◆ The data ◆
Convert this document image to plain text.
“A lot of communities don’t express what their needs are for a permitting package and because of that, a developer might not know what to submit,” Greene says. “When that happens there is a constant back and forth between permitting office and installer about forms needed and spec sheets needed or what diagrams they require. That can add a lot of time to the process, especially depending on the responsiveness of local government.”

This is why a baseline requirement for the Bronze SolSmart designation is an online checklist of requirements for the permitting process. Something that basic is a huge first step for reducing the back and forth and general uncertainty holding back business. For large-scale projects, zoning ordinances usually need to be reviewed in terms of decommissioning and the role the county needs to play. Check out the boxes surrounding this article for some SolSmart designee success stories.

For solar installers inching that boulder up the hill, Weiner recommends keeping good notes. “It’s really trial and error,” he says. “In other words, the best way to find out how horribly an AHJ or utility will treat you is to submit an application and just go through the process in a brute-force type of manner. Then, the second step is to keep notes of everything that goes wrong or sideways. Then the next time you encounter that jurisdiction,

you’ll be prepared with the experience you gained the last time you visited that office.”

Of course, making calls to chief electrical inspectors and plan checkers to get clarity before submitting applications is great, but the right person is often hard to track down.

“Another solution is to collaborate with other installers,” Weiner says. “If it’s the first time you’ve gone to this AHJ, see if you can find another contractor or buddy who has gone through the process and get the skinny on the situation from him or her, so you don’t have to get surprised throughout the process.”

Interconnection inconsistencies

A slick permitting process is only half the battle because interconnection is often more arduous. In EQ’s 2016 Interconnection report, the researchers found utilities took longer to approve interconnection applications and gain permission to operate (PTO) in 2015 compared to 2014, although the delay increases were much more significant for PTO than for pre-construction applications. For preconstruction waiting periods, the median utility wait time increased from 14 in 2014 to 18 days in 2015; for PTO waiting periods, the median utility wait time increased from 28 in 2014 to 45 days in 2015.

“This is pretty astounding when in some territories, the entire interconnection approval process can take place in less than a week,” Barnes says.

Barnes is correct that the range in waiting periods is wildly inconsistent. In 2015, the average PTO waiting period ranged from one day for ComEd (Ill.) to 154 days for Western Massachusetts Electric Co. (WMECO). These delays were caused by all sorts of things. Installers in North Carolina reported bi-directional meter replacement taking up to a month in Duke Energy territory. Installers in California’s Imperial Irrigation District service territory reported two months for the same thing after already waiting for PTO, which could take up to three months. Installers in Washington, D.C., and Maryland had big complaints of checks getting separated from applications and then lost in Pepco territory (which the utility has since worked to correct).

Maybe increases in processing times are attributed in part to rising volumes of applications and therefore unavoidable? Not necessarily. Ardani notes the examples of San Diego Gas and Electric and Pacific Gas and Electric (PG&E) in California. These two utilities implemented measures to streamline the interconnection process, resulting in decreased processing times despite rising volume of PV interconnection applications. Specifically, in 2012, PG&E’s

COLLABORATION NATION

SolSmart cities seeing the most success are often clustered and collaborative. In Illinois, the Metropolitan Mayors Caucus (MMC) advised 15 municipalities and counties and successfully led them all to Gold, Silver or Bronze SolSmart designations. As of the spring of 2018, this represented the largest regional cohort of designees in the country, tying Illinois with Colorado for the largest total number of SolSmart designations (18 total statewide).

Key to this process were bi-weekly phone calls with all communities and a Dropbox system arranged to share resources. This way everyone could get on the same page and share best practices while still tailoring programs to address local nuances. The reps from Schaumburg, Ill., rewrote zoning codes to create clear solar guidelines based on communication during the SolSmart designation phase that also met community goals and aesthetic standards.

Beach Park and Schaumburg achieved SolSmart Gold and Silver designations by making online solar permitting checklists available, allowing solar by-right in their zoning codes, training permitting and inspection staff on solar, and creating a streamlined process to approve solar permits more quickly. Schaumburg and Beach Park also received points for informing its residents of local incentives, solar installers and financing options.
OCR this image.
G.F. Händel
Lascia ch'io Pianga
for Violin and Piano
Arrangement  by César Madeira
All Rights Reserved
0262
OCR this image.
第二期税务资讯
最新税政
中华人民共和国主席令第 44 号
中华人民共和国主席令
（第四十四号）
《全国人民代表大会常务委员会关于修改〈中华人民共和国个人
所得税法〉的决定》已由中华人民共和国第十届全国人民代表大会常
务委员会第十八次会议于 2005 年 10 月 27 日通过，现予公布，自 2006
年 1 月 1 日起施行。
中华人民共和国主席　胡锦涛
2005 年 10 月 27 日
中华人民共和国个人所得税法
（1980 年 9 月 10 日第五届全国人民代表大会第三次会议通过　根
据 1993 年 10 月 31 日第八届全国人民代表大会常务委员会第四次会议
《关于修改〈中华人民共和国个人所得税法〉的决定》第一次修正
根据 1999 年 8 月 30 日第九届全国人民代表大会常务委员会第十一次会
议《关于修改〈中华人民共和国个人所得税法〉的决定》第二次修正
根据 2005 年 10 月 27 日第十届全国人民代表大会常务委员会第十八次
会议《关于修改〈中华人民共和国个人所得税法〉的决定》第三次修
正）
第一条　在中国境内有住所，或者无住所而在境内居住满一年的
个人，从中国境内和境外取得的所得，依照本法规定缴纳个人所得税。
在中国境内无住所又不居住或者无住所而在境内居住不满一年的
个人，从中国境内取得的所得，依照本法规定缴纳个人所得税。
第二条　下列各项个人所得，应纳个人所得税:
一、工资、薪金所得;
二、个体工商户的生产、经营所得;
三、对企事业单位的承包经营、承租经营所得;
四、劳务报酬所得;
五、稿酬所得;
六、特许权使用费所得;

◆ The task ◆
Restate every line of the data word for word.

◆ Result of the task ◆
Convert this document image to plain text.
“A lot of communities don’t express what their needs are for a permitting package and because of that, a developer might not know what to submit,” Greene says. “When that happens there is a constant back and forth between permitting office and installer about forms needed and spec sheets needed or what diagrams they require. That can add a lot of time to the process, especially depending on the responsiveness of local government.”

This is why a baseline requirement for the Bronze SolSmart designation is an online checklist of requirements for the permitting process. Something that basic is a huge first step for reducing the back and forth and general uncertainty holding back business. For large-scale projects, zoning ordinances usually need to be reviewed in terms of decommissioning and the role the county needs to play. Check out the boxes surrounding this article for some SolSmart designee success stories.

For solar installers inching that boulder up the hill, Weiner recommends keeping good notes. “It’s really trial and error,” he says. “In other words, the best way to find out how horribly an AHJ or utility will treat you is to submit an application and just go through the process in a brute-force type of manner. Then, the second step is to keep notes of everything that goes wrong or sideways. Then the next time you encounter that jurisdiction,

you’ll be prepared with the experience you gained the last time you visited that office.”

Of course, making calls to chief electrical inspectors and plan checkers to get clarity before submitting applications is great, but the right person is often hard to track down.

“Another solution is to collaborate with other installers,” Weiner says. “If it’s the first time you’ve gone to this AHJ, see if you can find another contractor or buddy who has gone through the process and get the skinny on the situation from him or her, so you don’t have to get surprised throughout the process.”

Interconnection inconsistencies

A slick permitting process is only half the battle because interconnection is often more arduous. In EQ’s 2016 Interconnection report, the researchers found utilities took longer to approve interconnection applications and gain permission to operate (PTO) in 2015 compared to 2014, although the delay increases were much more significant for PTO than for pre-construction applications. For preconstruction waiting periods, the median utility wait time increased from 14 in 2014 to 18 days in 2015; for PTO waiting periods, the median utility wait time increased from 28 in 2014 to 45 days in 2015.

“This is pretty astounding when in some territories, the entire interconnection approval process can take place in less than a week,” Barnes says.

Barnes is correct that the range in waiting periods is wildly inconsistent. In 2015, the average PTO waiting period ranged from one day for ComEd (Ill.) to 154 days for Western Massachusetts Electric Co. (WMECO). These delays were caused by all sorts of things. Installers in North Carolina reported bi-directional meter replacement taking up to a month in Duke Energy territory. Installers in California’s Imperial Irrigation District service territory reported two months for the same thing after already waiting for PTO, which could take up to three months. Installers in Washington, D.C., and Maryland had big complaints of checks getting separated from applications and then lost in Pepco territory (which the utility has since worked to correct).

Maybe increases in processing times are attributed in part to rising volumes of applications and therefore unavoidable? Not necessarily. Ardani notes the examples of San Diego Gas and Electric and Pacific Gas and Electric (PG&E) in California. These two utilities implemented measures to streamline the interconnection process, resulting in decreased processing times despite rising volume of PV interconnection applications. Specifically, in 2012, PG&E’s

COLLABORATION NATION

SolSmart cities seeing the most success are often clustered and collaborative. In Illinois, the Metropolitan Mayors Caucus (MMC) advised 15 municipalities and counties and successfully led them all to Gold, Silver or Bronze SolSmart designations. As of the spring of 2018, this represented the largest regional cohort of designees in the country, tying Illinois with Colorado for the largest total number of SolSmart designations (18 total statewide).

Key to this process were bi-weekly phone calls with all communities and a Dropbox system arranged to share resources. This way everyone could get on the same page and share best practices while still tailoring programs to address local nuances. The reps from Schaumburg, Ill., rewrote zoning codes to create clear solar guidelines based on communication during the SolSmart designation phase that also met community goals and aesthetic standards.

Beach Park and Schaumburg achieved SolSmart Gold and Silver designations by making online solar permitting checklists available, allowing solar by-right in their zoning codes, training permitting and inspection staff on solar, and creating a streamlined process to approve solar permits more quickly. Schaumburg and Beach Park also received points for informing its residents of local incentives, solar installers and financing options.
OCR this image.
G.F. Händel
Lascia ch'io Pianga
for Violin and Piano
Arrangement  by César Madeira
All Rights Reserved
0262
OCR this image.
第二期税务资讯
最新税政
中华人民共和国主席令第 44 号
中华人民共和国主席令
（第四十四号）
《全国人民代表大会常务委员会关于修改〈中华人民共和国个人
所得税法〉的决定》已由中华人民共和国第十届全国人民代表大会常
务委员会第十八次会议于 2005 年 10 月 27 日通过，现予公布，自 2006
年 1 月 1 日起施行。
中华人民共和国主席　胡锦涛
2005 年 10 月 27 日
中华人民共和国个人所得税法
（1980 年 9 月 10 日第五届全国人民代表大会第三次会议通过　根
据 1993 年 10 月 31 日第八届全国人民代表大会常务委员会第四次会议
《关于修改〈中华人民共和国个人所得税法〉的决定》第一次修正
根据 1999 年 8 月 30 日第九届全国人民代表大会常务委员会第十一次会
议《关于修改〈中华人民共和国个人所得税法〉的决定》第二次修正
根据 2005 年 10 月 27 日第十届全国人民代表大会常务委员会第十八次
会议《关于修改〈中华人民共和国个人所得税法〉的决定》第三次修
正）
第一条　在中国境内有住所，或者无住所而在境内居住满一年的
个人，从中国境内和境外取得的所得，依照本法规定缴纳个人所得税。
在中国境内无住所又不居住或者无住所而在境内居住不满一年的
个人，从中国境内取得的所得，依照本法规定缴纳个人所得税。
第二条　下列各项个人所得，应纳个人所得税:
一、工资、薪金所得;
二、个体工商户的生产、经营所得;
三、对企事业单位的承包经营、承租经营所得;
四、劳务报酬所得;
五、稿酬所得;
六、特许权使用费所得;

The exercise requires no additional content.